Dataset records:
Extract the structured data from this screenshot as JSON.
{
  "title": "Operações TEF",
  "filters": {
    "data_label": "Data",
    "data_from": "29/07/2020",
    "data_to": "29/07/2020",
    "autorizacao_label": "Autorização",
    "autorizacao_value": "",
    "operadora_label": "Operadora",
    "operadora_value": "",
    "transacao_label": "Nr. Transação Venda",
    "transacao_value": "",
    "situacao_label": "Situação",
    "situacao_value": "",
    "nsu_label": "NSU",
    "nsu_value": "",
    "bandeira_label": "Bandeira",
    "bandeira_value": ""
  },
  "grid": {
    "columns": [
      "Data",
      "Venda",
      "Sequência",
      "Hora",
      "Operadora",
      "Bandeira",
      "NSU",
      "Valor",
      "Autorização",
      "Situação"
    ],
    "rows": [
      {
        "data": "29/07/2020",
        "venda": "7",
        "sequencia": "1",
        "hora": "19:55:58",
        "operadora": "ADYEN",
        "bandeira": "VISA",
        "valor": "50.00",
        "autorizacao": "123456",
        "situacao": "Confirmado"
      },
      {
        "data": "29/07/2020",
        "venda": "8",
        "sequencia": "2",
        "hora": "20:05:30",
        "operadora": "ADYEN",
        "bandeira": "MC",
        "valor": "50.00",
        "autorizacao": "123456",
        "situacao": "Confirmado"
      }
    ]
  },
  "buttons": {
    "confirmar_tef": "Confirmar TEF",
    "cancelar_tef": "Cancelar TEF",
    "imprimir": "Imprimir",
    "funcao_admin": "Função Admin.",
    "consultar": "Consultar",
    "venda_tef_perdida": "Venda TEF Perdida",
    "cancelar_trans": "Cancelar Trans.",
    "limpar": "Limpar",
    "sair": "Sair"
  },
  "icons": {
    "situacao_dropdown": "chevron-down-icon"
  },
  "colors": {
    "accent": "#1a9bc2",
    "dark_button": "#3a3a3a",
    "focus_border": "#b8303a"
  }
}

§ **Exercise requirements**
Would you copy out each line exactly as written?

§ **Result of this task**
Extract the structured data from this screenshot as JSON.
{
  "title": "Operações TEF",
  "filters": {
    "data_label": "Data",
    "data_from": "29/07/2020",
    "data_to": "29/07/2020",
    "autorizacao_label": "Autorização",
    "autorizacao_value": "",
    "operadora_label": "Operadora",
    "operadora_value": "",
    "transacao_label": "Nr. Transação Venda",
    "transacao_value": "",
    "situacao_label": "Situação",
    "situacao_value": "",
    "nsu_label": "NSU",
    "nsu_value": "",
    "bandeira_label": "Bandeira",
    "bandeira_value": ""
  },
  "grid": {
    "columns": [
      "Data",
      "Venda",
      "Sequência",
      "Hora",
      "Operadora",
      "Bandeira",
      "NSU",
      "Valor",
      "Autorização",
      "Situação"
    ],
    "rows": [
      {
        "data": "29/07/2020",
        "venda": "7",
        "sequencia": "1",
        "hora": "19:55:58",
        "operadora": "ADYEN",
        "bandeira": "VISA",
        "valor": "50.00",
        "autorizacao": "123456",
        "situacao": "Confirmado"
      },
      {
        "data": "29/07/2020",
        "venda": "8",
        "sequencia": "2",
        "hora": "20:05:30",
        "operadora": "ADYEN",
        "bandeira": "MC",
        "valor": "50.00",
        "autorizacao": "123456",
        "situacao": "Confirmado"
      }
    ]
  },
  "buttons": {
    "confirmar_tef": "Confirmar TEF",
    "cancelar_tef": "Cancelar TEF",
    "imprimir": "Imprimir",
    "funcao_admin": "Função Admin.",
    "consultar": "Consultar",
    "venda_tef_perdida": "Venda TEF Perdida",
    "cancelar_trans": "Cancelar Trans.",
    "limpar": "Limpar",
    "sair": "Sair"
  },
  "icons": {
    "situacao_dropdown": "chevron-down-icon"
  },
  "colors": {
    "accent": "#1a9bc2",
    "dark_button": "#3a3a3a",
    "focus_border": "#b8303a"
  }
}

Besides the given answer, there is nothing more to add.